▸ **Stored dataset items**

==========

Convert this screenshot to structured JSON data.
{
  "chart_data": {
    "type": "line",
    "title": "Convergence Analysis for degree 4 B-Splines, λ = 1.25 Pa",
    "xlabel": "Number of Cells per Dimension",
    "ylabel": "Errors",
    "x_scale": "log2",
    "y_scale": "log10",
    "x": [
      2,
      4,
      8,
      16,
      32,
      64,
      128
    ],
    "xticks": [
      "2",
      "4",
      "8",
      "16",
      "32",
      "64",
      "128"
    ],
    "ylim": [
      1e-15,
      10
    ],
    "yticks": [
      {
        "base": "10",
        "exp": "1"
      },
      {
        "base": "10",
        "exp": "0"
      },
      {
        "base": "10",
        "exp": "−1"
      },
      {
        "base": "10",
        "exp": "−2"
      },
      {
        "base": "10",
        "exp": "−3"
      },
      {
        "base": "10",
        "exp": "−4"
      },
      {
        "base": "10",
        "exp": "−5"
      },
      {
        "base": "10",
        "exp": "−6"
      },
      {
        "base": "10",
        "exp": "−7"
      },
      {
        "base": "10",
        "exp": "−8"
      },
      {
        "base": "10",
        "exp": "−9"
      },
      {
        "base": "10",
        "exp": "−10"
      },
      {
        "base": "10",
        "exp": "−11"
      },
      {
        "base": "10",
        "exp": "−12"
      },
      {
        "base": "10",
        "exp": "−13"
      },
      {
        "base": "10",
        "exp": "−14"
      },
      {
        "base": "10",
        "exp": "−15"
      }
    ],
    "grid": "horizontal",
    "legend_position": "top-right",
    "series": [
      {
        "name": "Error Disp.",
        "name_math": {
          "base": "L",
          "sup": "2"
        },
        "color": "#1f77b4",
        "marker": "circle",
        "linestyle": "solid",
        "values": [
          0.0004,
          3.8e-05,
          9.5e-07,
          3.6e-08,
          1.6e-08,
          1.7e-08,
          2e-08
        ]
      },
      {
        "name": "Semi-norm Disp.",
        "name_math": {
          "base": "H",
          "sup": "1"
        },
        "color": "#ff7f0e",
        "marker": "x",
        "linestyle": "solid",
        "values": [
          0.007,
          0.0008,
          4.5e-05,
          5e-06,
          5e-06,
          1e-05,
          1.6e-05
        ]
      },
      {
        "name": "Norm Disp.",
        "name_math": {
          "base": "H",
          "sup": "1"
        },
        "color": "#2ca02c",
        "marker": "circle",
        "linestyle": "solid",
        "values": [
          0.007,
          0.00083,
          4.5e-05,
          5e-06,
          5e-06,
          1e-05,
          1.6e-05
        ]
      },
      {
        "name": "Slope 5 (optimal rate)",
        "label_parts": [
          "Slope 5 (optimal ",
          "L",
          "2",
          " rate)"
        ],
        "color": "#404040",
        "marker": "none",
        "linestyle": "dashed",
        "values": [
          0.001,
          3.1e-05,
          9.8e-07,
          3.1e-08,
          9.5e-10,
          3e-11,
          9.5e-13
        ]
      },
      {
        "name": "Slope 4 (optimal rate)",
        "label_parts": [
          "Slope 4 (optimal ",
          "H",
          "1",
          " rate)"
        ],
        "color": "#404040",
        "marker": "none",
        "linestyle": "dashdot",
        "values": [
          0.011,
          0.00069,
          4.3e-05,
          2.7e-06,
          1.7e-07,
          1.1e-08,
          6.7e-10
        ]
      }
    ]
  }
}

==========

▸ **WHAT IS NEEDED**
Print every record above exactly as it stands.

▸ **EXERCISE ANSWER**
Convert this screenshot to structured JSON data.
{
  "chart_data": {
    "type": "line",
    "title": "Convergence Analysis for degree 4 B-Splines, λ = 1.25 Pa",
    "xlabel": "Number of Cells per Dimension",
    "ylabel": "Errors",
    "x_scale": "log2",
    "y_scale": "log10",
    "x": [
      2,
      4,
      8,
      16,
      32,
      64,
      128
    ],
    "xticks": [
      "2",
      "4",
      "8",
      "16",
      "32",
      "64",
      "128"
    ],
    "ylim": [
      1e-15,
      10
    ],
    "yticks": [
      {
        "base": "10",
        "exp": "1"
      },
      {
        "base": "10",
        "exp": "0"
      },
      {
        "base": "10",
        "exp": "−1"
      },
      {
        "base": "10",
        "exp": "−2"
      },
      {
        "base": "10",
        "exp": "−3"
      },
      {
        "base": "10",
        "exp": "−4"
      },
      {
        "base": "10",
        "exp": "−5"
      },
      {
        "base": "10",
        "exp": "−6"
      },
      {
        "base": "10",
        "exp": "−7"
      },
      {
        "base": "10",
        "exp": "−8"
      },
      {
        "base": "10",
        "exp": "−9"
      },
      {
        "base": "10",
        "exp": "−10"
      },
      {
        "base": "10",
        "exp": "−11"
      },
      {
        "base": "10",
        "exp": "−12"
      },
      {
        "base": "10",
        "exp": "−13"
      },
      {
        "base": "10",
        "exp": "−14"
      },
      {
        "base": "10",
        "exp": "−15"
      }
    ],
    "grid": "horizontal",
    "legend_position": "top-right",
    "series": [
      {
        "name": "Error Disp.",
        "name_math": {
          "base": "L",
          "sup": "2"
        },
        "color": "#1f77b4",
        "marker": "circle",
        "linestyle": "solid",
        "values": [
          0.0004,
          3.8e-05,
          9.5e-07,
          3.6e-08,
          1.6e-08,
          1.7e-08,
          2e-08
        ]
      },
      {
        "name": "Semi-norm Disp.",
        "name_math": {
          "base": "H",
          "sup": "1"
        },
        "color": "#ff7f0e",
        "marker": "x",
        "linestyle": "solid",
        "values": [
          0.007,
          0.0008,
          4.5e-05,
          5e-06,
          5e-06,
          1e-05,
          1.6e-05
        ]
      },
      {
        "name": "Norm Disp.",
        "name_math": {
          "base": "H",
          "sup": "1"
        },
        "color": "#2ca02c",
        "marker": "circle",
        "linestyle": "solid",
        "values": [
          0.007,
          0.00083,
          4.5e-05,
          5e-06,
          5e-06,
          1e-05,
          1.6e-05
        ]
      },
      {
        "name": "Slope 5 (optimal rate)",
        "label_parts": [
          "Slope 5 (optimal ",
          "L",
          "2",
          " rate)"
        ],
        "color": "#404040",
        "marker": "none",
        "linestyle": "dashed",
        "values": [
          0.001,
          3.1e-05,
          9.8e-07,
          3.1e-08,
          9.5e-10,
          3e-11,
          9.5e-13
        ]
      },
      {
        "name": "Slope 4 (optimal rate)",
        "label_parts": [
          "Slope 4 (optimal ",
          "H",
          "1",
          " rate)"
        ],
        "color": "#404040",
        "marker": "none",
        "linestyle": "dashdot",
        "values": [
          0.011,
          0.00069,
          4.3e-05,
          2.7e-06,
          1.7e-07,
          1.1e-08,
          6.7e-10
        ]
      }
    ]
  }
}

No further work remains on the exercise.